-- BEGIN Information supplied --
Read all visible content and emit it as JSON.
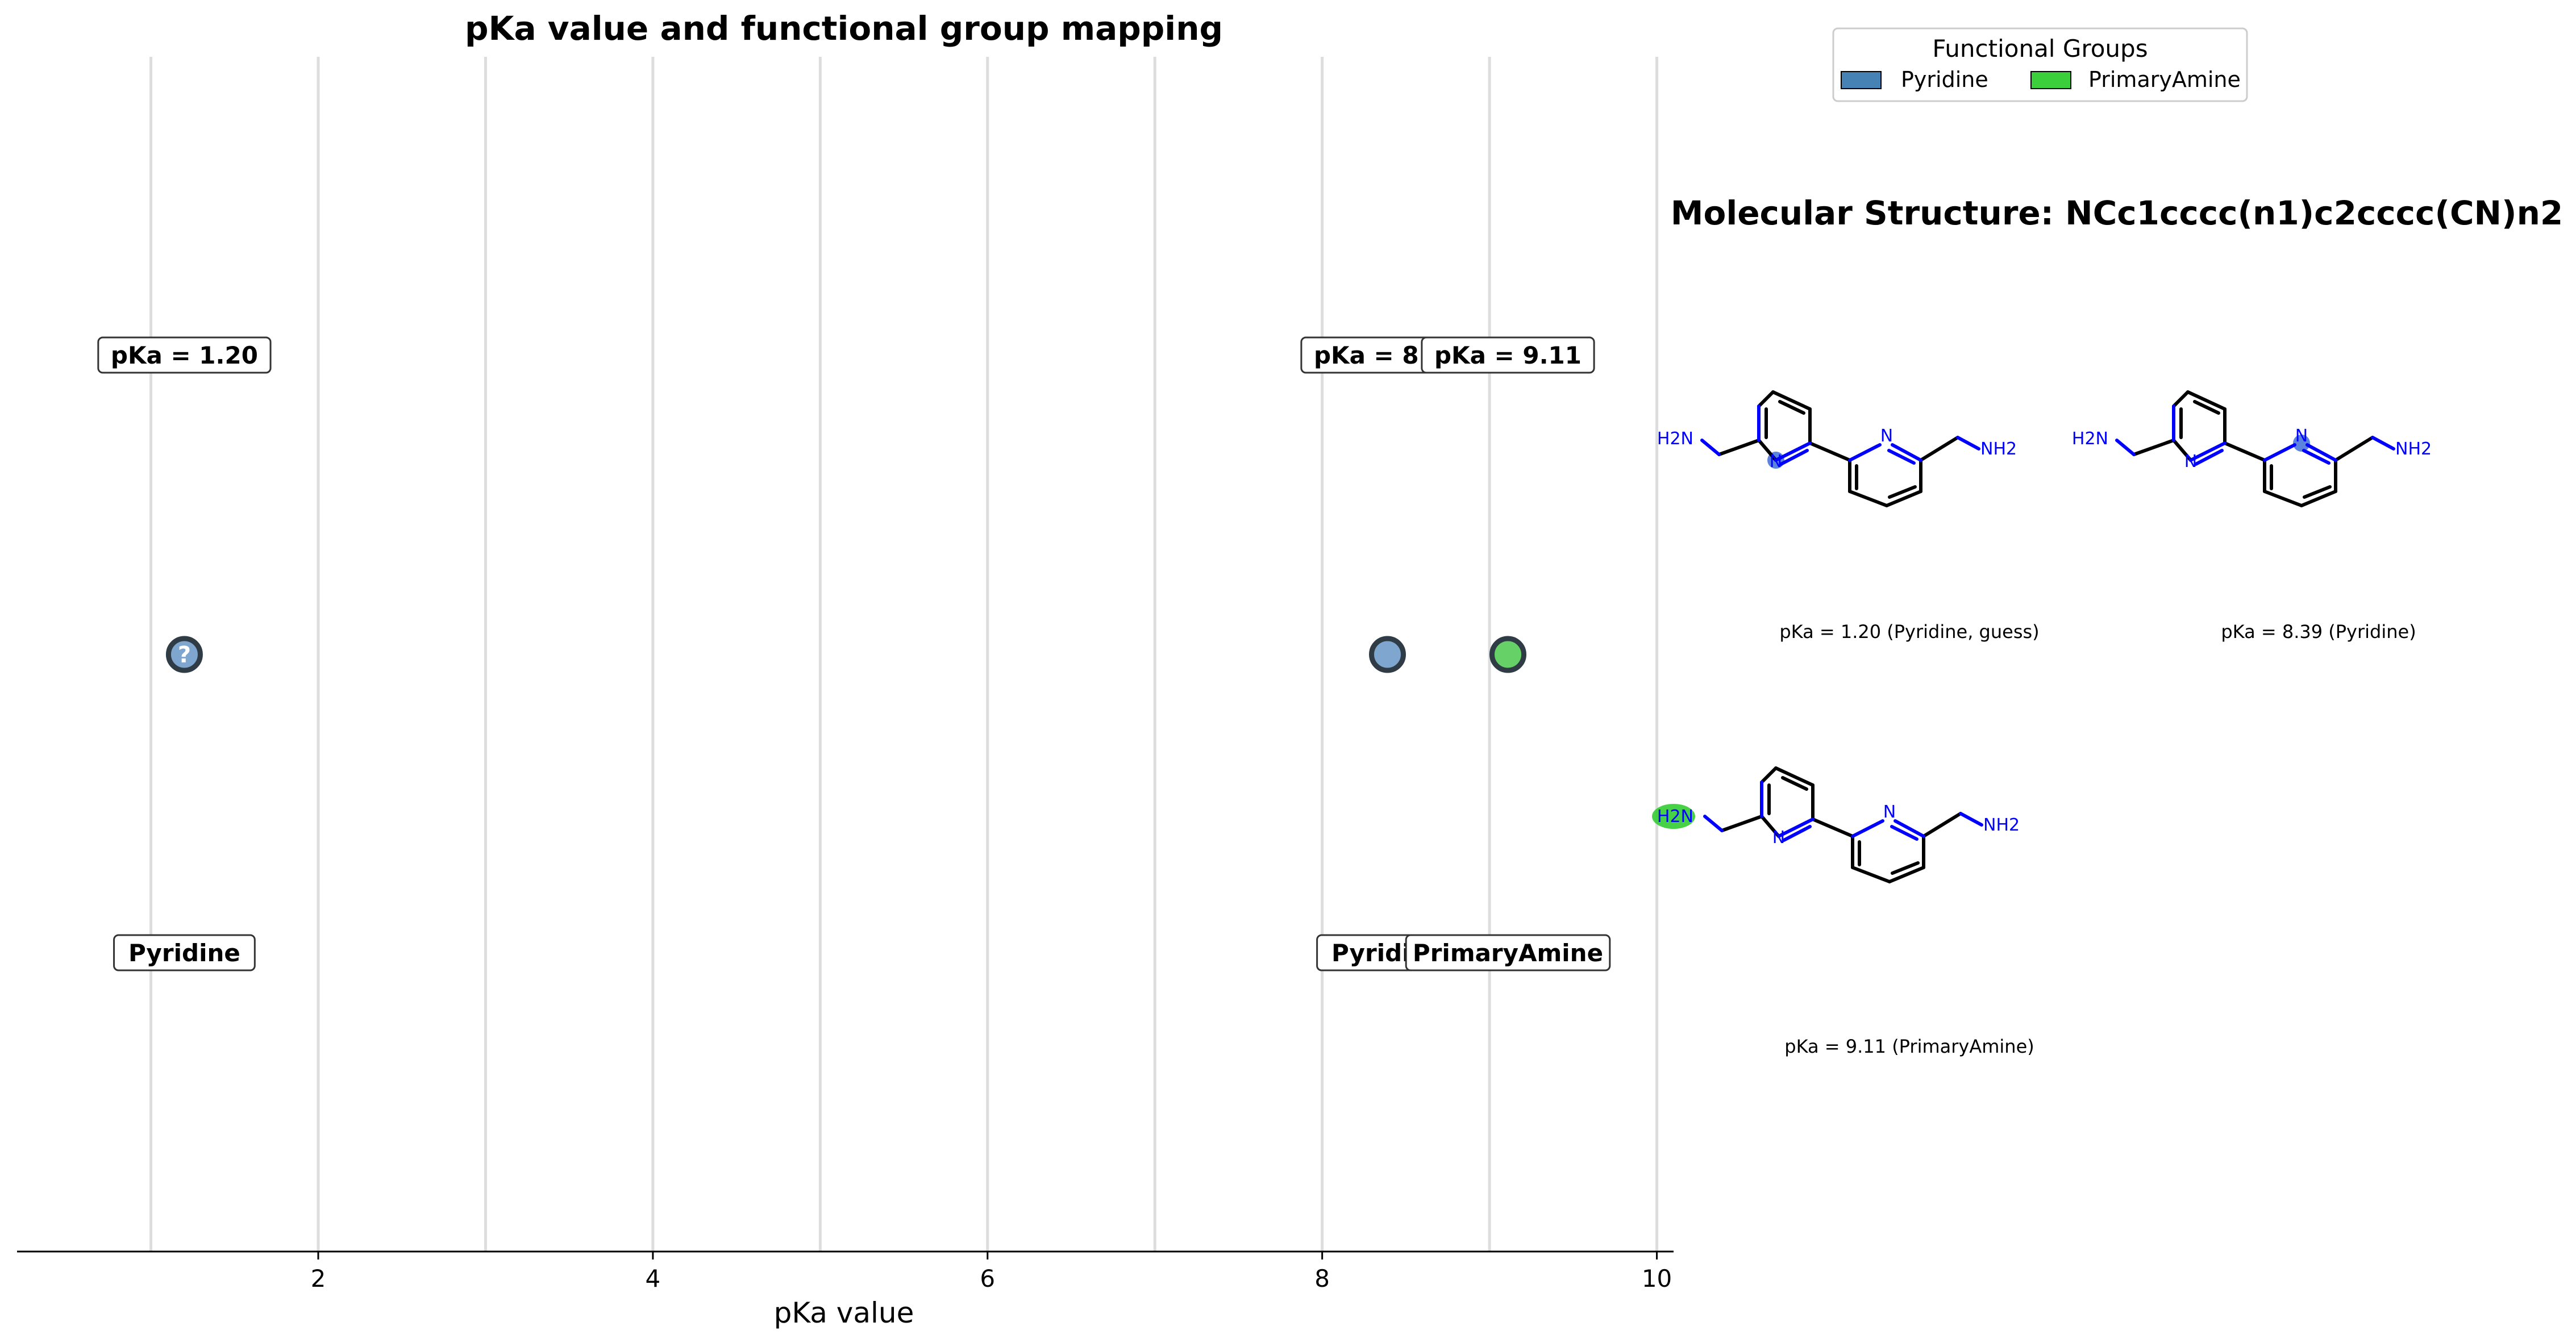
{
  "chart_data": {
    "type": "scatter",
    "title": "pKa value and functional group mapping",
    "xlabel": "pKa value",
    "ylabel": "",
    "xlim": [
      0.2,
      10.1
    ],
    "xticks": [
      2,
      4,
      6,
      8,
      10
    ],
    "xtick_labels": [
      "2",
      "4",
      "6",
      "8",
      "10"
    ],
    "gridlines_x": [
      1,
      2,
      3,
      4,
      5,
      6,
      7,
      8,
      9,
      10
    ],
    "grid": true,
    "points": [
      {
        "pka": 1.2,
        "group": "Pyridine",
        "pka_label": "pKa = 1.20",
        "group_label": "Pyridine",
        "color": "#7ea6cf",
        "marker_text": "?"
      },
      {
        "pka": 8.39,
        "group": "Pyridine",
        "pka_label": "pKa = 8.39",
        "group_label": "Pyridine",
        "color": "#7ea6cf",
        "marker_text": ""
      },
      {
        "pka": 9.11,
        "group": "PrimaryAmine",
        "pka_label": "pKa = 9.11",
        "group_label": "PrimaryAmine",
        "color": "#66d166",
        "marker_text": ""
      }
    ]
  },
  "legend": {
    "title": "Functional Groups",
    "placement": "top-right",
    "entries": [
      {
        "label": "Pyridine",
        "color": "#4682b4"
      },
      {
        "label": "PrimaryAmine",
        "color": "#3ccf3c"
      }
    ]
  },
  "molecule_panel": {
    "title": "Molecular Structure: NCc1cccc(n1)c2cccc(CN)n2",
    "structures": [
      {
        "caption": "pKa = 1.20 (Pyridine, guess)",
        "highlight": "left-pyridine-n",
        "highlight_color": "#3f6fd8"
      },
      {
        "caption": "pKa = 8.39 (Pyridine)",
        "highlight": "right-pyridine-n",
        "highlight_color": "#3f6fd8"
      },
      {
        "caption": "pKa = 9.11 (PrimaryAmine)",
        "highlight": "left-amine",
        "highlight_color": "#33cc33"
      }
    ],
    "atom_labels": {
      "n": "N",
      "h2n": "H2N",
      "nh2": "NH2"
    }
  }
}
-- END Information supplied --
### Work instructions
Check each line above for "caption" and return the ones that have it.

### Finished answer
        "caption": "pKa = 1.20 (Pyridine, guess)",
        "caption": "pKa = 8.39 (Pyridine)",
        "caption": "pKa = 9.11 (PrimaryAmine)",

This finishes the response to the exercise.